TEXTO DO DOCUMENTO —
____

Além de morcegos, macacos verdes africanos e seres humanos, o marburg também pode infectar os porcos. Pelo que se sabe até o momento, ele não afeta outros animais domésticos.
Sintomas e progressão da doença
A OMS estima que a incubação —o tempo entre o contato com o vírus e o início dos sintomas— varie entre 2 e 21 dias.
Os incômodos da infecção pelo marburg surgem de forma abrupta, com febre alta, fortes dores de cabeça, na barriga ou nos músculos e mal-estar.
Num período de sete dias, o paciente apresenta outras manifestações, como vômitos e diarreia. Em muitos casos, há perda de sangue por fezes, urina, saliva, secreções nasais e lesões na pele.
Até o momento, os maiores surtos relacionados ao vírus marburg foram:
- 1967, Alemanha e Sérvia: 29 casos e sete mortes;
- 1998-2000, República Democrática do Congo: 154 casos, 128 mortes;
- 2005, Angola: 374 casos, 329 mortes
- 2012, Uganda: 15 casos, quatro mortes;
- 2017, Uganda: três casos, três mortes.

____

DADOS EXTRAÍDOS —
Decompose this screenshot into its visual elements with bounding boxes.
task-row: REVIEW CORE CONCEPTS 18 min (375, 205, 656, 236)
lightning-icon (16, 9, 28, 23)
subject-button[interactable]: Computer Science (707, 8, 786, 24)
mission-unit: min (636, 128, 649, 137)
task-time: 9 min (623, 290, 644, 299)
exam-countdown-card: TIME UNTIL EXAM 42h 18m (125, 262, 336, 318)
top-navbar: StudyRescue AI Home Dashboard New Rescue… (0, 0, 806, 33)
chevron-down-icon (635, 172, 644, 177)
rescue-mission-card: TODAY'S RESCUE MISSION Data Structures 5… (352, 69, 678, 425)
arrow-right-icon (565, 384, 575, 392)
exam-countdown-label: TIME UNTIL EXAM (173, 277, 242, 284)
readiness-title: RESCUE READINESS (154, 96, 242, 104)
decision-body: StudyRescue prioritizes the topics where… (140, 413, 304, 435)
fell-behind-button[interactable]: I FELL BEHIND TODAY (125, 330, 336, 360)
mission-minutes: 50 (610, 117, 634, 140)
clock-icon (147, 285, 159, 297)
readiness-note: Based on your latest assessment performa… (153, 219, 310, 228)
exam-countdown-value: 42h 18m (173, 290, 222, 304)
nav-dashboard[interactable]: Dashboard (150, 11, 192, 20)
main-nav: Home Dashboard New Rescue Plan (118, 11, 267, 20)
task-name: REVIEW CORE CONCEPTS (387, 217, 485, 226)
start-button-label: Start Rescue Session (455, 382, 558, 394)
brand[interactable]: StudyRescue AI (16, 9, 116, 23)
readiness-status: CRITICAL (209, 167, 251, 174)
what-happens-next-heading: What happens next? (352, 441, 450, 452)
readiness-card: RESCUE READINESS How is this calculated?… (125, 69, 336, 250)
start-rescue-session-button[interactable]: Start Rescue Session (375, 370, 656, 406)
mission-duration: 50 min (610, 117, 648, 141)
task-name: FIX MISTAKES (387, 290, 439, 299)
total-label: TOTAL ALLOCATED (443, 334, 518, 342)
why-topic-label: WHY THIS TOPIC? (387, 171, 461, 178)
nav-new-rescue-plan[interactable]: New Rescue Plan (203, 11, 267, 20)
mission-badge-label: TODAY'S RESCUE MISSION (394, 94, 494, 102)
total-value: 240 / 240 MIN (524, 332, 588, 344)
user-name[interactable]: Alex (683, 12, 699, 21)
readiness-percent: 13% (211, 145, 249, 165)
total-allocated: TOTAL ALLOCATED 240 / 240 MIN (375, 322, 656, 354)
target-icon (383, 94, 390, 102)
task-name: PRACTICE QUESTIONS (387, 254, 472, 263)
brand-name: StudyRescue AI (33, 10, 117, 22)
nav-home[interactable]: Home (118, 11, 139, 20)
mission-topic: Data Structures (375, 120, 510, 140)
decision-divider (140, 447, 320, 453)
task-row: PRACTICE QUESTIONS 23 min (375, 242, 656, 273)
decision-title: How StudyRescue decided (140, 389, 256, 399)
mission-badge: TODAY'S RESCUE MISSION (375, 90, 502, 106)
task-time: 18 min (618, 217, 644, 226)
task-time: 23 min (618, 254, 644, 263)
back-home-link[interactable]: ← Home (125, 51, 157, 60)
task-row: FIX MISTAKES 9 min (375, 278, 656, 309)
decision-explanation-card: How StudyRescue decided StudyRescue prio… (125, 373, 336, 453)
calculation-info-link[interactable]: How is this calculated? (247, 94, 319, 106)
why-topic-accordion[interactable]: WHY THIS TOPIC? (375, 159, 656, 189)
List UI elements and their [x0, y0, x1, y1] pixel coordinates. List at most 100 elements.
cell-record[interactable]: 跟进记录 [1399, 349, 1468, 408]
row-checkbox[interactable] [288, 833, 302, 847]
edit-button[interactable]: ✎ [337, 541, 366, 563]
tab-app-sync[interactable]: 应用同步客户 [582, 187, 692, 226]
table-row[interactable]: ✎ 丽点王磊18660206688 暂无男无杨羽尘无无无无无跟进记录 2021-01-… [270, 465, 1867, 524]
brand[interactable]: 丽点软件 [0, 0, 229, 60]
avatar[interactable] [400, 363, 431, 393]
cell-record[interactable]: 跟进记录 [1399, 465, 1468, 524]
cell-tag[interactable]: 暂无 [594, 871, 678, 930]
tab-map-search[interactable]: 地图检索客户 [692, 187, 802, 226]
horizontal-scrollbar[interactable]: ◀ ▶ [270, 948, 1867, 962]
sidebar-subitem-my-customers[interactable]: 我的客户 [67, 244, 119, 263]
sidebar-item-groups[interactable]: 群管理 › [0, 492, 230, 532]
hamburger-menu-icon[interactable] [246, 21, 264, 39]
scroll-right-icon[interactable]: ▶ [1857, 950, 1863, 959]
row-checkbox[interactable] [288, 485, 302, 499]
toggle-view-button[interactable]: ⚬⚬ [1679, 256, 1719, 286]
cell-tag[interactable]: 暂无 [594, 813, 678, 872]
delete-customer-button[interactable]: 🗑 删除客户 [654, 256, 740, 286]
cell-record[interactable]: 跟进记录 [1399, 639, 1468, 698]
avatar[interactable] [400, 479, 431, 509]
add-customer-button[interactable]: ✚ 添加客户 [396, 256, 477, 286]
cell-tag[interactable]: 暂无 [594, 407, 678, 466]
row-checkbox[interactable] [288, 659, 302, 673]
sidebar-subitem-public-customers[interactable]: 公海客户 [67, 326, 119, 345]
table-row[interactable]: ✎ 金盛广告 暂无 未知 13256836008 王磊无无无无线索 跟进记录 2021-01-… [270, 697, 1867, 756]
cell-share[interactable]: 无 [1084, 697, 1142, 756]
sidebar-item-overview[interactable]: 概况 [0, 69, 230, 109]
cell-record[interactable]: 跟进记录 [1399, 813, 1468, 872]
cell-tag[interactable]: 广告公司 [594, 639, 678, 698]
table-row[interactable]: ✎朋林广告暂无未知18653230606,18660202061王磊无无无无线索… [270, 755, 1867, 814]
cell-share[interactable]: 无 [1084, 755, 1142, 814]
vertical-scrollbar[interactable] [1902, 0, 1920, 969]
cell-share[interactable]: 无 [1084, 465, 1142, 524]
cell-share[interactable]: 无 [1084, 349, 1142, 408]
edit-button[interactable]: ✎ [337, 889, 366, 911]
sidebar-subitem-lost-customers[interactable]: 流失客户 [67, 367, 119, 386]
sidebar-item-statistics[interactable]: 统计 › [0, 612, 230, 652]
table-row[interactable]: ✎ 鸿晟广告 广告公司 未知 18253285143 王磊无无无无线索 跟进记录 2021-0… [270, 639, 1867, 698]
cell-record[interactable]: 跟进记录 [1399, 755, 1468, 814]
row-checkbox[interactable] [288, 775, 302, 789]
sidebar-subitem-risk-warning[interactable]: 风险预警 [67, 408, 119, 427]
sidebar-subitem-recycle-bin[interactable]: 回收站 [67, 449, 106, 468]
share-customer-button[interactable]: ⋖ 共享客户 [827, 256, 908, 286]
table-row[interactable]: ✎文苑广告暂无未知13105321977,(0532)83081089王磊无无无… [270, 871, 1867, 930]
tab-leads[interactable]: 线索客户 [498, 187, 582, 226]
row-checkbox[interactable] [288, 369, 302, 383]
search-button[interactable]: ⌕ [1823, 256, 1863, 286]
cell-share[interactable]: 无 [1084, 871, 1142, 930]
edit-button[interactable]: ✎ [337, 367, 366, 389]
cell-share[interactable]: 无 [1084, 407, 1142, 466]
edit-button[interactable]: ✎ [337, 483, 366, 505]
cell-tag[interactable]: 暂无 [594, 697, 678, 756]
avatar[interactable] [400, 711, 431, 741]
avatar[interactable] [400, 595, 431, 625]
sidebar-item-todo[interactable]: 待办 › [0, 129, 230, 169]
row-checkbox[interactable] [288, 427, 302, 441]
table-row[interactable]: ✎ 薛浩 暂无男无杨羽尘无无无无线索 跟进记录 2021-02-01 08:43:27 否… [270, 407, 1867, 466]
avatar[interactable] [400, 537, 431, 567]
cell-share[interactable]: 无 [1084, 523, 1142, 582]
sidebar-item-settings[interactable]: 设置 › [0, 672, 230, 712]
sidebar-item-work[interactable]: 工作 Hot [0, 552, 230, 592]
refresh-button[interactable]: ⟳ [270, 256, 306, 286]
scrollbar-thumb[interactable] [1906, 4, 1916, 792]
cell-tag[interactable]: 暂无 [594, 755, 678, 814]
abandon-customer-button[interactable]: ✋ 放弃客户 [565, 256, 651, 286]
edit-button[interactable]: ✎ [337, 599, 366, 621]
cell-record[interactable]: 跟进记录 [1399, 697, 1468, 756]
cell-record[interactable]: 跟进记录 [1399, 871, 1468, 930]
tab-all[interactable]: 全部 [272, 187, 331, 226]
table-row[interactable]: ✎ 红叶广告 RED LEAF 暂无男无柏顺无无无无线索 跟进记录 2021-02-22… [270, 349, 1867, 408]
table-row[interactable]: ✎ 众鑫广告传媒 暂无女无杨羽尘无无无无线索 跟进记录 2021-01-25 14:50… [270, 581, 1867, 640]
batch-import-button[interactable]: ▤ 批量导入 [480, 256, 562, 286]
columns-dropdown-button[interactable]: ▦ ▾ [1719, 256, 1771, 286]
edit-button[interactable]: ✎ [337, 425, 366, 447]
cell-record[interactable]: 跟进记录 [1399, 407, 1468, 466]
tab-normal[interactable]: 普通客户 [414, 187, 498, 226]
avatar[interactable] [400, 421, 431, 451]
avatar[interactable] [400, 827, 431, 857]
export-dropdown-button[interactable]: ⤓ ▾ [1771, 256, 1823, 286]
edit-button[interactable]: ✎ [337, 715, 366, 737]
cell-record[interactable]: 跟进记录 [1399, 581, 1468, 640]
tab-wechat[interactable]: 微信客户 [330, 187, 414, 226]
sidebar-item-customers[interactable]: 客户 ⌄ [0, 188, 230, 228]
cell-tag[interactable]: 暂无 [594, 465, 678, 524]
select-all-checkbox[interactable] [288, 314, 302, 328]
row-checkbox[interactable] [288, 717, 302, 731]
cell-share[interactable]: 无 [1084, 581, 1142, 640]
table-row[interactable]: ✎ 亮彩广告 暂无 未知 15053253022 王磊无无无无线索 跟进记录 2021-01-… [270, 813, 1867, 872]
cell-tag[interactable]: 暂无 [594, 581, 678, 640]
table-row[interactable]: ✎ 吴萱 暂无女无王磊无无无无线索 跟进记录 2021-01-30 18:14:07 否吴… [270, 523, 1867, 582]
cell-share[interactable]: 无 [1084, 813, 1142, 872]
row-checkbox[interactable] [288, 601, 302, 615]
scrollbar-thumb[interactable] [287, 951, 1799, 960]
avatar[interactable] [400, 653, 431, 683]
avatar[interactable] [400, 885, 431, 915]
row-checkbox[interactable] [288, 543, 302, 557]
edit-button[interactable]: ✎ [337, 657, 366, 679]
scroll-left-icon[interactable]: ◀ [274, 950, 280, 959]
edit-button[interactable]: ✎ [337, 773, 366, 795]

____

TAREFA 1 — Reproduza, sem qualquer alteração, tudo o que vai de "Até o momento, os" até "casos, três mortes." no texto sobre o vírus marburg.
TAREFA 2 — Com base no texto sobre o vírus marburg, explique em uma a três frases o que é o período de incubação e qual a duração estimada pela OMS.
TAREFA 3 — Dê continuidade ao texto sobre o vírus marburg, escrevendo o trecho que viria após a última frase apresentada.

RESPOSTA ESCRITA 1 —
Até o momento, os maiores surtos relacionados ao vírus marburg foram:
- 1967, Alemanha e Sérvia: 29 casos e sete mortes;
- 1998-2000, República Democrática do Congo: 154 casos, 128 mortes;
- 2005, Angola: 374 casos, 329 mortes
- 2012, Uganda: 15 casos, quatro mortes;
- 2017, Uganda: três casos, três mortes.

RESPOSTA ESCRITA 2 — A incubação é o tempo entre o contato com o vírus e o início dos sintomas. A OMS estima que esse período varie entre 2 e 21 dias.

RESPOSTA ESCRITA 3 —
Ao longo desses episódios, a taxa de fatalidade variou entre 24% e 88%.
Mais recentemente, a OMS também foi informada sobre casos pontuais da infecção na Guiné (em agosto de 2021) e em Gana (julho de 2022).
Ainda de acordo com a instituição, o surto registrado nos últimos dias na Guiné Equatorial está em investigação.
"Equipes foram acionadas para rastrear contatos, isolar pacientes e fornecer assistência médica às pessoas que apresentam sintomas da doença", diz a OMS em nota.
"Os esforços também estão em andamento para montar rapidamente uma resposta de emergência, com o acionamento de especialistas em epidemiologia, gerenciamento de casos, prevenção de infecções, laboratórios e comunicação de risco", completa o texto.
Para o virologista Fernando Spilki, professor da Universidade Feevale, no Rio Grande do Sul, todos esses episódios dos últimos anos demonstram que estamos num cenário de mudanças.
"O avanço da urbanização, das conexões internacionais e os próprios surtos recentes de ebola demonstram que a disseminação de vírus como o marburg ficou mais fácil", analisa.
"A novidade deste surto registrado agora é o fato de ele estar acontecendo na Guiné Equatorial. Isso indica que provavelmente a dispersão do marburg em hospedeiros silvestres é ainda mais ampla do que se conhecia", complementa.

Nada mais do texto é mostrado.